GIVEN TASK
Repeat the listing below in full, exactly as it stands.

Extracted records
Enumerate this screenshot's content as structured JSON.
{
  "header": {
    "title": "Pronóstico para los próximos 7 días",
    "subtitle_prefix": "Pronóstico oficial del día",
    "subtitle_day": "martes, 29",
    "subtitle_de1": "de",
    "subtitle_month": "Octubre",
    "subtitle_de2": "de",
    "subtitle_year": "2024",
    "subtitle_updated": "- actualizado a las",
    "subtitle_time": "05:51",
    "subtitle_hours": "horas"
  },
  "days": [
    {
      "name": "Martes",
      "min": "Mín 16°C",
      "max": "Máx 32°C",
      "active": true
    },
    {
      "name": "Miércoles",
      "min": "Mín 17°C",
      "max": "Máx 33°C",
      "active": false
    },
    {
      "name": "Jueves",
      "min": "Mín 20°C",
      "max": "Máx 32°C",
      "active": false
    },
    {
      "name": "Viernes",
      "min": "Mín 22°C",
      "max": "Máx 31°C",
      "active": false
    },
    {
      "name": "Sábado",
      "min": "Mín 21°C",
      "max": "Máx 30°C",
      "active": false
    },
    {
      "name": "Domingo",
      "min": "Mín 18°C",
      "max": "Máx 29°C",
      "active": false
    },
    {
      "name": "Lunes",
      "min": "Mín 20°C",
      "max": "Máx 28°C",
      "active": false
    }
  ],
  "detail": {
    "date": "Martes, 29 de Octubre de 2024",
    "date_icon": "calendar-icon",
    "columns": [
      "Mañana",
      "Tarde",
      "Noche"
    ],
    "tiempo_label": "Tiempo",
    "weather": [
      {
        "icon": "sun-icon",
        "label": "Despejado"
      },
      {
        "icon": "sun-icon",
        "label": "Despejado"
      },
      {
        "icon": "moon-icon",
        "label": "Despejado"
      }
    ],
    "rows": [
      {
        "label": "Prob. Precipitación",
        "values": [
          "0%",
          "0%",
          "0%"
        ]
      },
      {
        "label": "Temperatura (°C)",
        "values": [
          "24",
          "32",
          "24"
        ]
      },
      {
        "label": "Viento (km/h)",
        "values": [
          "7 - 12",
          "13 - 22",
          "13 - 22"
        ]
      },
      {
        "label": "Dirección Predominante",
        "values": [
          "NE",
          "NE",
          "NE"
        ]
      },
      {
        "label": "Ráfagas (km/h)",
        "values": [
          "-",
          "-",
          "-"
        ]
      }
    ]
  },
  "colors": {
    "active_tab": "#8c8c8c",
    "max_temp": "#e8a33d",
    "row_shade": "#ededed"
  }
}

SOLUTION FOR THIS TASK
Enumerate this screenshot's content as structured JSON.
{
  "header": {
    "title": "Pronóstico para los próximos 7 días",
    "subtitle_prefix": "Pronóstico oficial del día",
    "subtitle_day": "martes, 29",
    "subtitle_de1": "de",
    "subtitle_month": "Octubre",
    "subtitle_de2": "de",
    "subtitle_year": "2024",
    "subtitle_updated": "- actualizado a las",
    "subtitle_time": "05:51",
    "subtitle_hours": "horas"
  },
  "days": [
    {
      "name": "Martes",
      "min": "Mín 16°C",
      "max": "Máx 32°C",
      "active": true
    },
    {
      "name": "Miércoles",
      "min": "Mín 17°C",
      "max": "Máx 33°C",
      "active": false
    },
    {
      "name": "Jueves",
      "min": "Mín 20°C",
      "max": "Máx 32°C",
      "active": false
    },
    {
      "name": "Viernes",
      "min": "Mín 22°C",
      "max": "Máx 31°C",
      "active": false
    },
    {
      "name": "Sábado",
      "min": "Mín 21°C",
      "max": "Máx 30°C",
      "active": false
    },
    {
      "name": "Domingo",
      "min": "Mín 18°C",
      "max": "Máx 29°C",
      "active": false
    },
    {
      "name": "Lunes",
      "min": "Mín 20°C",
      "max": "Máx 28°C",
      "active": false
    }
  ],
  "detail": {
    "date": "Martes, 29 de Octubre de 2024",
    "date_icon": "calendar-icon",
    "columns": [
      "Mañana",
      "Tarde",
      "Noche"
    ],
    "tiempo_label": "Tiempo",
    "weather": [
      {
        "icon": "sun-icon",
        "label": "Despejado"
      },
      {
        "icon": "sun-icon",
        "label": "Despejado"
      },
      {
        "icon": "moon-icon",
        "label": "Despejado"
      }
    ],
    "rows": [
      {
        "label": "Prob. Precipitación",
        "values": [
          "0%",
          "0%",
          "0%"
        ]
      },
      {
        "label": "Temperatura (°C)",
        "values": [
          "24",
          "32",
          "24"
        ]
      },
      {
        "label": "Viento (km/h)",
        "values": [
          "7 - 12",
          "13 - 22",
          "13 - 22"
        ]
      },
      {
        "label": "Dirección Predominante",
        "values": [
          "NE",
          "NE",
          "NE"
        ]
      },
      {
        "label": "Ráfagas (km/h)",
        "values": [
          "-",
          "-",
          "-"
        ]
      }
    ]
  },
  "colors": {
    "active_tab": "#8c8c8c",
    "max_temp": "#e8a33d",
    "row_shade": "#ededed"
  }
}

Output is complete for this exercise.